== Exercise goal ==
Find each line that has the string "JSON" and give the total, with nothing else.

== Stored data entries ==

·····

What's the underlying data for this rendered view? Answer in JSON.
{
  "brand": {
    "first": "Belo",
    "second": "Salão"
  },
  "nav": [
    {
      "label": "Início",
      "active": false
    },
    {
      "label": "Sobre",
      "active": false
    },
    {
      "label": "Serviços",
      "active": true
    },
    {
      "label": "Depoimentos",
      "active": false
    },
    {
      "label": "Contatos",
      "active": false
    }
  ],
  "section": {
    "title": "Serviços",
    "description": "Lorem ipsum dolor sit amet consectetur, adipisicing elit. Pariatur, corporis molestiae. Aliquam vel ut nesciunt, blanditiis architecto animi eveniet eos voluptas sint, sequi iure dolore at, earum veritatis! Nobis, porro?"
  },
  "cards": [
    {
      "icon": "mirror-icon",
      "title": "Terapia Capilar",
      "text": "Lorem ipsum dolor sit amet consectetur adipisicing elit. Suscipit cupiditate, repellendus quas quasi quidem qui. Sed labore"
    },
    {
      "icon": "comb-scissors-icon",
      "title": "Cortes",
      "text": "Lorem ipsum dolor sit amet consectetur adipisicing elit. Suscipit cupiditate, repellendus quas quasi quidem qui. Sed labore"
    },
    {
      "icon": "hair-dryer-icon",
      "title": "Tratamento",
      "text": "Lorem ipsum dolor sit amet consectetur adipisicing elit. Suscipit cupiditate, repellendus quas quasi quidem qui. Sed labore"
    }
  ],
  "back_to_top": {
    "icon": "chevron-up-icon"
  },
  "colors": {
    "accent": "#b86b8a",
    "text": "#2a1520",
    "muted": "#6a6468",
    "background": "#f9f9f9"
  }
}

·····

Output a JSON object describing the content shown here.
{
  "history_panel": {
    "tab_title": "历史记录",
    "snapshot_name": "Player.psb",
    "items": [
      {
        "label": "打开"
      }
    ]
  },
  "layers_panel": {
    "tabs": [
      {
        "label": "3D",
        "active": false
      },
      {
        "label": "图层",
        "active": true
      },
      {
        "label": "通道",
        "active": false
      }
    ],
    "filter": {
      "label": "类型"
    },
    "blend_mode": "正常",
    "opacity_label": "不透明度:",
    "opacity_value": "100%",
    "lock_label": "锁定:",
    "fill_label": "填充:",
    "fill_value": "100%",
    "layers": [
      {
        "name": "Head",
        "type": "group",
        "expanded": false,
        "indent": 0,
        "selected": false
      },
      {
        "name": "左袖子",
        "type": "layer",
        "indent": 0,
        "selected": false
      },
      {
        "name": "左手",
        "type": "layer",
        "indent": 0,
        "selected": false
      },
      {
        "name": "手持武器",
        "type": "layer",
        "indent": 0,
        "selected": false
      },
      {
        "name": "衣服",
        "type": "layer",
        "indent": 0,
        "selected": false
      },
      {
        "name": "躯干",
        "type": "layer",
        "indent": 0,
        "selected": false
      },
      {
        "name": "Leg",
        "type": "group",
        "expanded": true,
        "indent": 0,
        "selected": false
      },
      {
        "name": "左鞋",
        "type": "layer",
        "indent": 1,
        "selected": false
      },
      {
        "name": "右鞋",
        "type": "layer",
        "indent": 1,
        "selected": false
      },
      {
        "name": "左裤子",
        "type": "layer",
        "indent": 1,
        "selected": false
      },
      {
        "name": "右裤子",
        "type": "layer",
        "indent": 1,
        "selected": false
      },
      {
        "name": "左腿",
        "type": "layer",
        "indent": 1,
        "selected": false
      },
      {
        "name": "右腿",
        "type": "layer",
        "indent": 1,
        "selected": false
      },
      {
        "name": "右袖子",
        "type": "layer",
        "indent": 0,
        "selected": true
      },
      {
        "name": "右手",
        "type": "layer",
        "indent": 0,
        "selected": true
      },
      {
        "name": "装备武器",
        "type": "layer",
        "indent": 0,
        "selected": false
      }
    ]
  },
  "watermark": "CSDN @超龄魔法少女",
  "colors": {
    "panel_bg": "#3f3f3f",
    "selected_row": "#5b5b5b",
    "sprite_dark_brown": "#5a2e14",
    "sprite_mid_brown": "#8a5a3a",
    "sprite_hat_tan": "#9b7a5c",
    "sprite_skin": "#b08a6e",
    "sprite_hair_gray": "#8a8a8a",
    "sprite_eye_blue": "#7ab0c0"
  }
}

·····

== Answer to the task ==
2